▶ **What to do**: Write the listing below out again exactly, dropping the images.

──────── Material provided ────────

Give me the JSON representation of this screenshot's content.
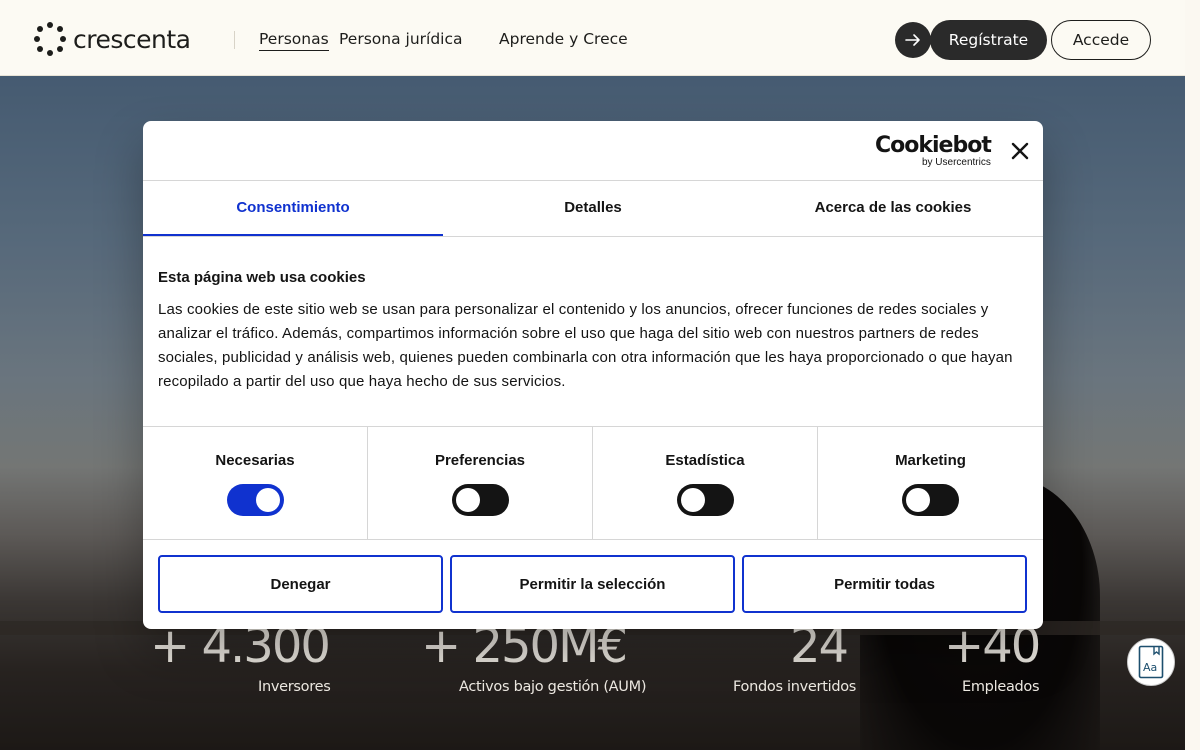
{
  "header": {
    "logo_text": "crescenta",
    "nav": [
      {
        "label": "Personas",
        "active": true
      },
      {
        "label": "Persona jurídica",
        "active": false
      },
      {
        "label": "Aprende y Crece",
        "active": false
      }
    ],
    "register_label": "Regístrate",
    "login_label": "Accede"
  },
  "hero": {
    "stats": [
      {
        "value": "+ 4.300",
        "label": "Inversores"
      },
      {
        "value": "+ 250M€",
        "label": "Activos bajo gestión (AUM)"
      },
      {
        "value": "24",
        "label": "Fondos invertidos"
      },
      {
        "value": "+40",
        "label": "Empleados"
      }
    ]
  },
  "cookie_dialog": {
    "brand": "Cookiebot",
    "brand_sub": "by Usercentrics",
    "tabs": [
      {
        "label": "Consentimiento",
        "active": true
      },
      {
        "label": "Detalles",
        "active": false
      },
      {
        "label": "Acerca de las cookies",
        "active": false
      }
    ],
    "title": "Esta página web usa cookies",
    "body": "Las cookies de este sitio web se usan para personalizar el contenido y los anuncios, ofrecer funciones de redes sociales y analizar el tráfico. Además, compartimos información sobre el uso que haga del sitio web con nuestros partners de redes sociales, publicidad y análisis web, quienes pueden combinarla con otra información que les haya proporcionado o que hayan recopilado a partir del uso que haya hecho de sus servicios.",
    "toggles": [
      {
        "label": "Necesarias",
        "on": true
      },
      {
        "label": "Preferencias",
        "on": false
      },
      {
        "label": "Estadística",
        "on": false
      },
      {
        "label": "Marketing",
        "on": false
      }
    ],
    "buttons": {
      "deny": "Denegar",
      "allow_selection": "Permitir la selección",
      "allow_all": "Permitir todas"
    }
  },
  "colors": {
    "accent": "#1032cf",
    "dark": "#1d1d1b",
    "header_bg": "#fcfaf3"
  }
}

────────

▶ **Complete output**:
Give me the JSON representation of this screenshot's content.
{
  "header": {
    "logo_text": "crescenta",
    "nav": [
      {
        "label": "Personas",
        "active": true
      },
      {
        "label": "Persona jurídica",
        "active": false
      },
      {
        "label": "Aprende y Crece",
        "active": false
      }
    ],
    "register_label": "Regístrate",
    "login_label": "Accede"
  },
  "hero": {
    "stats": [
      {
        "value": "+ 4.300",
        "label": "Inversores"
      },
      {
        "value": "+ 250M€",
        "label": "Activos bajo gestión (AUM)"
      },
      {
        "value": "24",
        "label": "Fondos invertidos"
      },
      {
        "value": "+40",
        "label": "Empleados"
      }
    ]
  },
  "cookie_dialog": {
    "brand": "Cookiebot",
    "brand_sub": "by Usercentrics",
    "tabs": [
      {
        "label": "Consentimiento",
        "active": true
      },
      {
        "label": "Detalles",
        "active": false
      },
      {
        "label": "Acerca de las cookies",
        "active": false
      }
    ],
    "title": "Esta página web usa cookies",
    "body": "Las cookies de este sitio web se usan para personalizar el contenido y los anuncios, ofrecer funciones de redes sociales y analizar el tráfico. Además, compartimos información sobre el uso que haga del sitio web con nuestros partners de redes sociales, publicidad y análisis web, quienes pueden combinarla con otra información que les haya proporcionado o que hayan recopilado a partir del uso que haya hecho de sus servicios.",
    "toggles": [
      {
        "label": "Necesarias",
        "on": true
      },
      {
        "label": "Preferencias",
        "on": false
      },
      {
        "label": "Estadística",
        "on": false
      },
      {
        "label": "Marketing",
        "on": false
      }
    ],
    "buttons": {
      "deny": "Denegar",
      "allow_selection": "Permitir la selección",
      "allow_all": "Permitir todas"
    }
  },
  "colors": {
    "accent": "#1032cf",
    "dark": "#1d1d1b",
    "header_bg": "#fcfaf3"
  }
}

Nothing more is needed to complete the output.